RECORDED DATA>
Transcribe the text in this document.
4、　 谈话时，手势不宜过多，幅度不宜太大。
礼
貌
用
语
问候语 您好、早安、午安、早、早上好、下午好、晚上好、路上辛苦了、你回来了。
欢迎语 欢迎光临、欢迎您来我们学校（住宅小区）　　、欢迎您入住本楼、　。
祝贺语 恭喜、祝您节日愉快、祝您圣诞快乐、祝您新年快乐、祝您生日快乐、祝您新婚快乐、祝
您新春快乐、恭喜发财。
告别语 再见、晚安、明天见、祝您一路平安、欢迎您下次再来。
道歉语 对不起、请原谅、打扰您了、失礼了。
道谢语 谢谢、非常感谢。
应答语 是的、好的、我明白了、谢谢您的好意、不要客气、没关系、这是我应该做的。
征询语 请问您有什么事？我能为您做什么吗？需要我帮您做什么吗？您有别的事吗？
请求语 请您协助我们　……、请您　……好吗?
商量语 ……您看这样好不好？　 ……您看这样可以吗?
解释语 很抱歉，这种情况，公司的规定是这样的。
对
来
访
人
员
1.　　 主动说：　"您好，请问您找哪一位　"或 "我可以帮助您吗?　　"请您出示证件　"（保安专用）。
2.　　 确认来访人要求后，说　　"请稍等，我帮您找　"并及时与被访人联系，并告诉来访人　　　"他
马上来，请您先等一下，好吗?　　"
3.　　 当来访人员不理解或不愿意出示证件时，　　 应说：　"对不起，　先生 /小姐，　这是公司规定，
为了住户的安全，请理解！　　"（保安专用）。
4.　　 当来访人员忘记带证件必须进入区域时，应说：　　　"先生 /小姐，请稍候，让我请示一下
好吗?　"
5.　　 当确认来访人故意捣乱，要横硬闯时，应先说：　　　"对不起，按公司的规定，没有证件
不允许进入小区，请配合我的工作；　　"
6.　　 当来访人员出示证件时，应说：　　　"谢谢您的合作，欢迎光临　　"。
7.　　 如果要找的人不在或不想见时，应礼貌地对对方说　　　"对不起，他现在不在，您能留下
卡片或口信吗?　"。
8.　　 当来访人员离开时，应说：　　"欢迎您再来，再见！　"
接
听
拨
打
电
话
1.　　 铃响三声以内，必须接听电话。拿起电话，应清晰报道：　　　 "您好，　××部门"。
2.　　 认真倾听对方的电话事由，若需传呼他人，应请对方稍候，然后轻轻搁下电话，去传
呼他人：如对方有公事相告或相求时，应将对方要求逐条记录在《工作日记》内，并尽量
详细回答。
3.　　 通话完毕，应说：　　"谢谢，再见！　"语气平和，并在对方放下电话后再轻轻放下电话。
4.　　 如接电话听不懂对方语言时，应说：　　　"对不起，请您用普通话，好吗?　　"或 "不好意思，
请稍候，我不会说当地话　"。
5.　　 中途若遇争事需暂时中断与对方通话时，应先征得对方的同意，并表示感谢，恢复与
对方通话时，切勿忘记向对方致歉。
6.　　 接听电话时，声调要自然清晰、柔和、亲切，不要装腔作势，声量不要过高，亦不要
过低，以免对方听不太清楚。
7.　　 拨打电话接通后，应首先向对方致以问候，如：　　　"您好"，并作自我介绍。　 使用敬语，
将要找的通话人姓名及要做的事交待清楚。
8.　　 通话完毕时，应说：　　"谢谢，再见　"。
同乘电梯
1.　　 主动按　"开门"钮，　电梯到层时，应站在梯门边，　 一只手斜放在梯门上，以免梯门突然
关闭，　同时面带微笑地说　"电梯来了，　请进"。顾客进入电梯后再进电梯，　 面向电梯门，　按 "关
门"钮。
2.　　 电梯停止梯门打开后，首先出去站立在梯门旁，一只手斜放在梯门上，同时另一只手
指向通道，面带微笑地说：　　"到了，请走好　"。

WRITTEN TASK>
Give the complete listing a second time, exactly as it reads.

EXERCISE RESULT>
Transcribe the text in this document.
4、　 谈话时，手势不宜过多，幅度不宜太大。
礼
貌
用
语
问候语 您好、早安、午安、早、早上好、下午好、晚上好、路上辛苦了、你回来了。
欢迎语 欢迎光临、欢迎您来我们学校（住宅小区）　　、欢迎您入住本楼、　。
祝贺语 恭喜、祝您节日愉快、祝您圣诞快乐、祝您新年快乐、祝您生日快乐、祝您新婚快乐、祝
您新春快乐、恭喜发财。
告别语 再见、晚安、明天见、祝您一路平安、欢迎您下次再来。
道歉语 对不起、请原谅、打扰您了、失礼了。
道谢语 谢谢、非常感谢。
应答语 是的、好的、我明白了、谢谢您的好意、不要客气、没关系、这是我应该做的。
征询语 请问您有什么事？我能为您做什么吗？需要我帮您做什么吗？您有别的事吗？
请求语 请您协助我们　……、请您　……好吗?
商量语 ……您看这样好不好？　 ……您看这样可以吗?
解释语 很抱歉，这种情况，公司的规定是这样的。
对
来
访
人
员
1.　　 主动说：　"您好，请问您找哪一位　"或 "我可以帮助您吗?　　"请您出示证件　"（保安专用）。
2.　　 确认来访人要求后，说　　"请稍等，我帮您找　"并及时与被访人联系，并告诉来访人　　　"他
马上来，请您先等一下，好吗?　　"
3.　　 当来访人员不理解或不愿意出示证件时，　　 应说：　"对不起，　先生 /小姐，　这是公司规定，
为了住户的安全，请理解！　　"（保安专用）。
4.　　 当来访人员忘记带证件必须进入区域时，应说：　　　"先生 /小姐，请稍候，让我请示一下
好吗?　"
5.　　 当确认来访人故意捣乱，要横硬闯时，应先说：　　　"对不起，按公司的规定，没有证件
不允许进入小区，请配合我的工作；　　"
6.　　 当来访人员出示证件时，应说：　　　"谢谢您的合作，欢迎光临　　"。
7.　　 如果要找的人不在或不想见时，应礼貌地对对方说　　　"对不起，他现在不在，您能留下
卡片或口信吗?　"。
8.　　 当来访人员离开时，应说：　　"欢迎您再来，再见！　"
接
听
拨
打
电
话
1.　　 铃响三声以内，必须接听电话。拿起电话，应清晰报道：　　　 "您好，　××部门"。
2.　　 认真倾听对方的电话事由，若需传呼他人，应请对方稍候，然后轻轻搁下电话，去传
呼他人：如对方有公事相告或相求时，应将对方要求逐条记录在《工作日记》内，并尽量
详细回答。
3.　　 通话完毕，应说：　　"谢谢，再见！　"语气平和，并在对方放下电话后再轻轻放下电话。
4.　　 如接电话听不懂对方语言时，应说：　　　"对不起，请您用普通话，好吗?　　"或 "不好意思，
请稍候，我不会说当地话　"。
5.　　 中途若遇争事需暂时中断与对方通话时，应先征得对方的同意，并表示感谢，恢复与
对方通话时，切勿忘记向对方致歉。
6.　　 接听电话时，声调要自然清晰、柔和、亲切，不要装腔作势，声量不要过高，亦不要
过低，以免对方听不太清楚。
7.　　 拨打电话接通后，应首先向对方致以问候，如：　　　"您好"，并作自我介绍。　 使用敬语，
将要找的通话人姓名及要做的事交待清楚。
8.　　 通话完毕时，应说：　　"谢谢，再见　"。
同乘电梯
1.　　 主动按　"开门"钮，　电梯到层时，应站在梯门边，　 一只手斜放在梯门上，以免梯门突然
关闭，　同时面带微笑地说　"电梯来了，　请进"。顾客进入电梯后再进电梯，　 面向电梯门，　按 "关
门"钮。
2.　　 电梯停止梯门打开后，首先出去站立在梯门旁，一只手斜放在梯门上，同时另一只手
指向通道，面带微笑地说：　　"到了，请走好　"。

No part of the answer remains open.